What is being asked: Could you extract every entry below and reproduce it exactly?

Dataset records:
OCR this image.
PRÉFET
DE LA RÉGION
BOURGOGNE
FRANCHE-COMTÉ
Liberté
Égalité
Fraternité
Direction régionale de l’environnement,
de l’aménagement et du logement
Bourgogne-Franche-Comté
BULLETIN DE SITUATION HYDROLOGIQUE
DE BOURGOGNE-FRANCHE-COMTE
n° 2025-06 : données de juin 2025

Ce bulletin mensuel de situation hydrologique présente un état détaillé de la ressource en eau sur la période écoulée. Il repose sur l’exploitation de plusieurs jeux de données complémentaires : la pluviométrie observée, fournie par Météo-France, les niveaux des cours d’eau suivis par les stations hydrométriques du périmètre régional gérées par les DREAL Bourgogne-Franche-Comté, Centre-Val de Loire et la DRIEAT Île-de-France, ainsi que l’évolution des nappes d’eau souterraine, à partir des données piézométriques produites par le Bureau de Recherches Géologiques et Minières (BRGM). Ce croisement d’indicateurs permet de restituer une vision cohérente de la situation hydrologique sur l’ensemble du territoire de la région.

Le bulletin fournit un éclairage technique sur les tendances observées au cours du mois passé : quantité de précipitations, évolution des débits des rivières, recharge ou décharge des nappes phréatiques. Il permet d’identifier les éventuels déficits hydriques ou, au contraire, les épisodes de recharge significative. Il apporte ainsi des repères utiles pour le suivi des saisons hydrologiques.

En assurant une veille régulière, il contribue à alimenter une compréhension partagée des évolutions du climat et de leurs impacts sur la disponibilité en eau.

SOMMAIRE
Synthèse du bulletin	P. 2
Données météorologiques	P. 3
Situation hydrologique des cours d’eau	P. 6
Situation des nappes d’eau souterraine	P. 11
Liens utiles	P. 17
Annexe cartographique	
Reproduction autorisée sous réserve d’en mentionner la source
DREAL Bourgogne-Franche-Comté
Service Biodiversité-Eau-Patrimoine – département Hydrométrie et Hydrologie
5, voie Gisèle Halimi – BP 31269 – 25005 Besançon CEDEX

Solution to the exercise:
OCR this image.
PRÉFET
DE LA RÉGION
BOURGOGNE
FRANCHE-COMTÉ
Liberté
Égalité
Fraternité
Direction régionale de l’environnement,
de l’aménagement et du logement
Bourgogne-Franche-Comté
BULLETIN DE SITUATION HYDROLOGIQUE
DE BOURGOGNE-FRANCHE-COMTE
n° 2025-06 : données de juin 2025

Ce bulletin mensuel de situation hydrologique présente un état détaillé de la ressource en eau sur la période écoulée. Il repose sur l’exploitation de plusieurs jeux de données complémentaires : la pluviométrie observée, fournie par Météo-France, les niveaux des cours d’eau suivis par les stations hydrométriques du périmètre régional gérées par les DREAL Bourgogne-Franche-Comté, Centre-Val de Loire et la DRIEAT Île-de-France, ainsi que l’évolution des nappes d’eau souterraine, à partir des données piézométriques produites par le Bureau de Recherches Géologiques et Minières (BRGM). Ce croisement d’indicateurs permet de restituer une vision cohérente de la situation hydrologique sur l’ensemble du territoire de la région.

Le bulletin fournit un éclairage technique sur les tendances observées au cours du mois passé : quantité de précipitations, évolution des débits des rivières, recharge ou décharge des nappes phréatiques. Il permet d’identifier les éventuels déficits hydriques ou, au contraire, les épisodes de recharge significative. Il apporte ainsi des repères utiles pour le suivi des saisons hydrologiques.

En assurant une veille régulière, il contribue à alimenter une compréhension partagée des évolutions du climat et de leurs impacts sur la disponibilité en eau.

SOMMAIRE
Synthèse du bulletin	P. 2
Données météorologiques	P. 3
Situation hydrologique des cours d’eau	P. 6
Situation des nappes d’eau souterraine	P. 11
Liens utiles	P. 17
Annexe cartographique	
Reproduction autorisée sous réserve d’en mentionner la source
DREAL Bourgogne-Franche-Comté
Service Biodiversité-Eau-Patrimoine – département Hydrométrie et Hydrologie
5, voie Gisèle Halimi – BP 31269 – 25005 Besançon CEDEX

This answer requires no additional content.